- **MATERIAL FOR THIS TASK**:
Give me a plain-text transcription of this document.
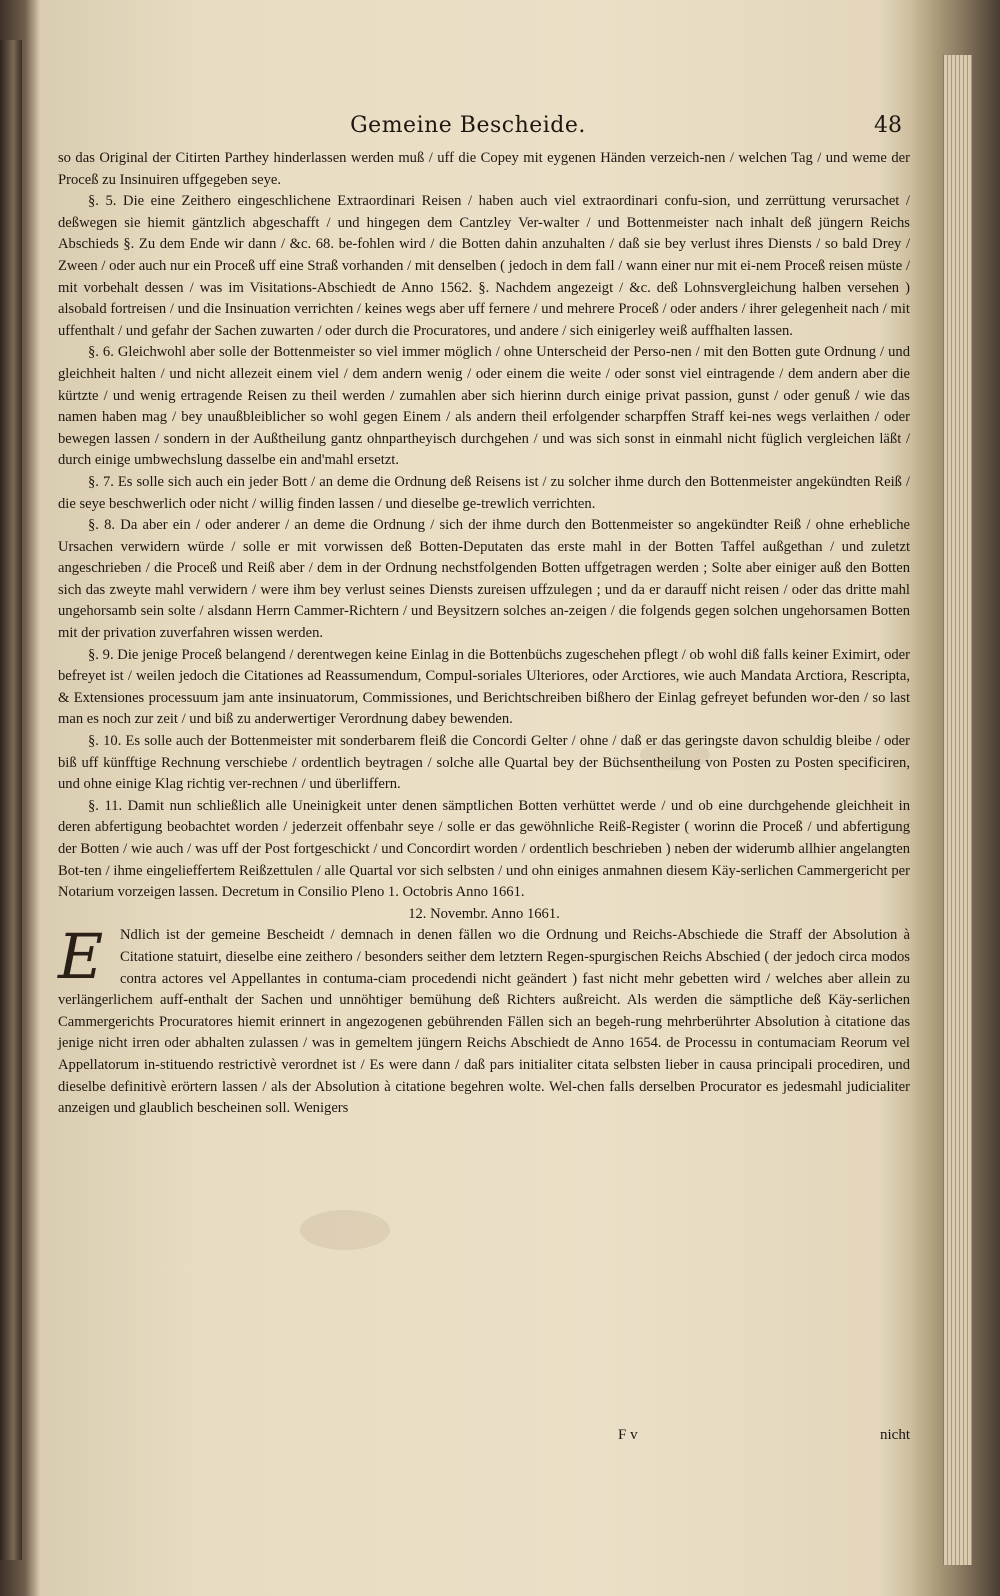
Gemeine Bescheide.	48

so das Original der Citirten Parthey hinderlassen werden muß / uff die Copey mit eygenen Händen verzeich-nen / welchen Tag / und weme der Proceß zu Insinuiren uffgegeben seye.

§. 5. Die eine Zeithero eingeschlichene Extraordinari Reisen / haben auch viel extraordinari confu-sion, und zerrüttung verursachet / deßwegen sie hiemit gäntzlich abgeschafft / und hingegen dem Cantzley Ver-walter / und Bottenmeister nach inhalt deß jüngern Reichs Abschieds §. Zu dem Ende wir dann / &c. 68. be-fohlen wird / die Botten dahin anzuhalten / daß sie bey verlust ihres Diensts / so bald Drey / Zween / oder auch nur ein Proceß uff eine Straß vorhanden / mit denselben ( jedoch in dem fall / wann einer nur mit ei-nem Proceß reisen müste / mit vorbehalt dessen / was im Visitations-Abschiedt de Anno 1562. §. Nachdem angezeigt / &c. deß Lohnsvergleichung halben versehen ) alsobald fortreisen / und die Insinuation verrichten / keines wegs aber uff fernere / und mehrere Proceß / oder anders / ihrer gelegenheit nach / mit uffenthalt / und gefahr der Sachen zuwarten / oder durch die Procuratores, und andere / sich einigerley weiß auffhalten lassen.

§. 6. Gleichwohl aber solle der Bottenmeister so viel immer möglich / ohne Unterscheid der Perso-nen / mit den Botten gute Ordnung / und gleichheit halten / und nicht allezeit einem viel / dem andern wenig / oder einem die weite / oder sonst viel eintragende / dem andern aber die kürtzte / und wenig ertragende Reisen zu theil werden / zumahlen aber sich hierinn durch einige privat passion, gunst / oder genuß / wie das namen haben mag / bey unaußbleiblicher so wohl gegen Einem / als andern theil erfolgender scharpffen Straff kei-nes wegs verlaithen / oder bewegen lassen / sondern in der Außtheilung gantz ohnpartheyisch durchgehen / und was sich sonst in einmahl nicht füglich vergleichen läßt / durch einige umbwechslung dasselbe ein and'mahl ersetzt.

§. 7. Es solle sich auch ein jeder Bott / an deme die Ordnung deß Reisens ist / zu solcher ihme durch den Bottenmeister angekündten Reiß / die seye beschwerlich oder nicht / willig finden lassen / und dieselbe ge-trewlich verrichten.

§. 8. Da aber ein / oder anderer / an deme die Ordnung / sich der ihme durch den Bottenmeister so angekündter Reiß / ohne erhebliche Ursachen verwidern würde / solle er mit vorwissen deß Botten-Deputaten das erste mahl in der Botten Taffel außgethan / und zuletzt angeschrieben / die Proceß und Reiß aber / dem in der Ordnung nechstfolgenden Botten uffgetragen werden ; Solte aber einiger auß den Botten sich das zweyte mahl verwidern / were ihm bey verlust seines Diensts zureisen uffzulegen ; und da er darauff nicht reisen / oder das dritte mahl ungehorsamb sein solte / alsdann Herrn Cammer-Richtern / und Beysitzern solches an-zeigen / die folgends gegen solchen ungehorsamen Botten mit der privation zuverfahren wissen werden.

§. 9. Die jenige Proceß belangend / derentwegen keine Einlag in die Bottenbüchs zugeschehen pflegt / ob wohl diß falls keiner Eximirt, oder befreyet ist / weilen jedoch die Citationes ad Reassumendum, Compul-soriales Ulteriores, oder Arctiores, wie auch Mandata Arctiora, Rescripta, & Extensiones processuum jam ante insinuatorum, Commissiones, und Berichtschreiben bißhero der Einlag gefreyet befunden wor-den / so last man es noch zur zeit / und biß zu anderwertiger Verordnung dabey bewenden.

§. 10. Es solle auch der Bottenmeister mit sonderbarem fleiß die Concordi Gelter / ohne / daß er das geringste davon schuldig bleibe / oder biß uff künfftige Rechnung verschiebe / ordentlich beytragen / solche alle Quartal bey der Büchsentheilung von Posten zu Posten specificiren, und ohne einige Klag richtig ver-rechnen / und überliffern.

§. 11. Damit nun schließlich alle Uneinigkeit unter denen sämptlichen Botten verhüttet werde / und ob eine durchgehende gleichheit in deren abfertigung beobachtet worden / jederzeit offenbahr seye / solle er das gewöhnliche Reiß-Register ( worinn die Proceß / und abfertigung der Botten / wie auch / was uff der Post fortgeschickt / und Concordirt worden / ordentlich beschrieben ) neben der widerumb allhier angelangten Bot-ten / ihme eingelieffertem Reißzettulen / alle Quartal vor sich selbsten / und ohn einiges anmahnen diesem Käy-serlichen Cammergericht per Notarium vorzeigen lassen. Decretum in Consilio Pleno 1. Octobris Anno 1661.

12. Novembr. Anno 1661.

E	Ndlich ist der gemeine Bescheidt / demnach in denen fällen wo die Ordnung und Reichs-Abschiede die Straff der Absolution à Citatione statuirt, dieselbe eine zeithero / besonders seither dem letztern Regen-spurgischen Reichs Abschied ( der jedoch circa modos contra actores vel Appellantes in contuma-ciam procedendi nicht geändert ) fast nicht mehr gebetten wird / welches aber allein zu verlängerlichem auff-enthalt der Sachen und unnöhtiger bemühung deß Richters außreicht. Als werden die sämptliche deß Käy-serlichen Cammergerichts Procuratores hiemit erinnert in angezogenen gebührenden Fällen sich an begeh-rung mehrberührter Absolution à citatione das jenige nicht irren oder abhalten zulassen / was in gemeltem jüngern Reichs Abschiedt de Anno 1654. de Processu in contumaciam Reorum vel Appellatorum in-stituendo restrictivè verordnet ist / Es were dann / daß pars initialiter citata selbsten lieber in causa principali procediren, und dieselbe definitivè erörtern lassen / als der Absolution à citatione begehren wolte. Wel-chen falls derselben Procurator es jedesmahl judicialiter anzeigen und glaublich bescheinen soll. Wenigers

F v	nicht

- **PROBLEM STATEMENT**: Exclude the pictures and repeat every other part of the records word for word.

- **RESULT BELOW**:
Give me a plain-text transcription of this document.
Gemeine Bescheide.	48

so das Original der Citirten Parthey hinderlassen werden muß / uff die Copey mit eygenen Händen verzeich-nen / welchen Tag / und weme der Proceß zu Insinuiren uffgegeben seye.

§. 5. Die eine Zeithero eingeschlichene Extraordinari Reisen / haben auch viel extraordinari confu-sion, und zerrüttung verursachet / deßwegen sie hiemit gäntzlich abgeschafft / und hingegen dem Cantzley Ver-walter / und Bottenmeister nach inhalt deß jüngern Reichs Abschieds §. Zu dem Ende wir dann / &c. 68. be-fohlen wird / die Botten dahin anzuhalten / daß sie bey verlust ihres Diensts / so bald Drey / Zween / oder auch nur ein Proceß uff eine Straß vorhanden / mit denselben ( jedoch in dem fall / wann einer nur mit ei-nem Proceß reisen müste / mit vorbehalt dessen / was im Visitations-Abschiedt de Anno 1562. §. Nachdem angezeigt / &c. deß Lohnsvergleichung halben versehen ) alsobald fortreisen / und die Insinuation verrichten / keines wegs aber uff fernere / und mehrere Proceß / oder anders / ihrer gelegenheit nach / mit uffenthalt / und gefahr der Sachen zuwarten / oder durch die Procuratores, und andere / sich einigerley weiß auffhalten lassen.

§. 6. Gleichwohl aber solle der Bottenmeister so viel immer möglich / ohne Unterscheid der Perso-nen / mit den Botten gute Ordnung / und gleichheit halten / und nicht allezeit einem viel / dem andern wenig / oder einem die weite / oder sonst viel eintragende / dem andern aber die kürtzte / und wenig ertragende Reisen zu theil werden / zumahlen aber sich hierinn durch einige privat passion, gunst / oder genuß / wie das namen haben mag / bey unaußbleiblicher so wohl gegen Einem / als andern theil erfolgender scharpffen Straff kei-nes wegs verlaithen / oder bewegen lassen / sondern in der Außtheilung gantz ohnpartheyisch durchgehen / und was sich sonst in einmahl nicht füglich vergleichen läßt / durch einige umbwechslung dasselbe ein and'mahl ersetzt.

§. 7. Es solle sich auch ein jeder Bott / an deme die Ordnung deß Reisens ist / zu solcher ihme durch den Bottenmeister angekündten Reiß / die seye beschwerlich oder nicht / willig finden lassen / und dieselbe ge-trewlich verrichten.

§. 8. Da aber ein / oder anderer / an deme die Ordnung / sich der ihme durch den Bottenmeister so angekündter Reiß / ohne erhebliche Ursachen verwidern würde / solle er mit vorwissen deß Botten-Deputaten das erste mahl in der Botten Taffel außgethan / und zuletzt angeschrieben / die Proceß und Reiß aber / dem in der Ordnung nechstfolgenden Botten uffgetragen werden ; Solte aber einiger auß den Botten sich das zweyte mahl verwidern / were ihm bey verlust seines Diensts zureisen uffzulegen ; und da er darauff nicht reisen / oder das dritte mahl ungehorsamb sein solte / alsdann Herrn Cammer-Richtern / und Beysitzern solches an-zeigen / die folgends gegen solchen ungehorsamen Botten mit der privation zuverfahren wissen werden.

§. 9. Die jenige Proceß belangend / derentwegen keine Einlag in die Bottenbüchs zugeschehen pflegt / ob wohl diß falls keiner Eximirt, oder befreyet ist / weilen jedoch die Citationes ad Reassumendum, Compul-soriales Ulteriores, oder Arctiores, wie auch Mandata Arctiora, Rescripta, & Extensiones processuum jam ante insinuatorum, Commissiones, und Berichtschreiben bißhero der Einlag gefreyet befunden wor-den / so last man es noch zur zeit / und biß zu anderwertiger Verordnung dabey bewenden.

§. 10. Es solle auch der Bottenmeister mit sonderbarem fleiß die Concordi Gelter / ohne / daß er das geringste davon schuldig bleibe / oder biß uff künfftige Rechnung verschiebe / ordentlich beytragen / solche alle Quartal bey der Büchsentheilung von Posten zu Posten specificiren, und ohne einige Klag richtig ver-rechnen / und überliffern.

§. 11. Damit nun schließlich alle Uneinigkeit unter denen sämptlichen Botten verhüttet werde / und ob eine durchgehende gleichheit in deren abfertigung beobachtet worden / jederzeit offenbahr seye / solle er das gewöhnliche Reiß-Register ( worinn die Proceß / und abfertigung der Botten / wie auch / was uff der Post fortgeschickt / und Concordirt worden / ordentlich beschrieben ) neben der widerumb allhier angelangten Bot-ten / ihme eingelieffertem Reißzettulen / alle Quartal vor sich selbsten / und ohn einiges anmahnen diesem Käy-serlichen Cammergericht per Notarium vorzeigen lassen. Decretum in Consilio Pleno 1. Octobris Anno 1661.

12. Novembr. Anno 1661.

E	Ndlich ist der gemeine Bescheidt / demnach in denen fällen wo die Ordnung und Reichs-Abschiede die Straff der Absolution à Citatione statuirt, dieselbe eine zeithero / besonders seither dem letztern Regen-spurgischen Reichs Abschied ( der jedoch circa modos contra actores vel Appellantes in contuma-ciam procedendi nicht geändert ) fast nicht mehr gebetten wird / welches aber allein zu verlängerlichem auff-enthalt der Sachen und unnöhtiger bemühung deß Richters außreicht. Als werden die sämptliche deß Käy-serlichen Cammergerichts Procuratores hiemit erinnert in angezogenen gebührenden Fällen sich an begeh-rung mehrberührter Absolution à citatione das jenige nicht irren oder abhalten zulassen / was in gemeltem jüngern Reichs Abschiedt de Anno 1654. de Processu in contumaciam Reorum vel Appellatorum in-stituendo restrictivè verordnet ist / Es were dann / daß pars initialiter citata selbsten lieber in causa principali procediren, und dieselbe definitivè erörtern lassen / als der Absolution à citatione begehren wolte. Wel-chen falls derselben Procurator es jedesmahl judicialiter anzeigen und glaublich bescheinen soll. Wenigers

F v	nicht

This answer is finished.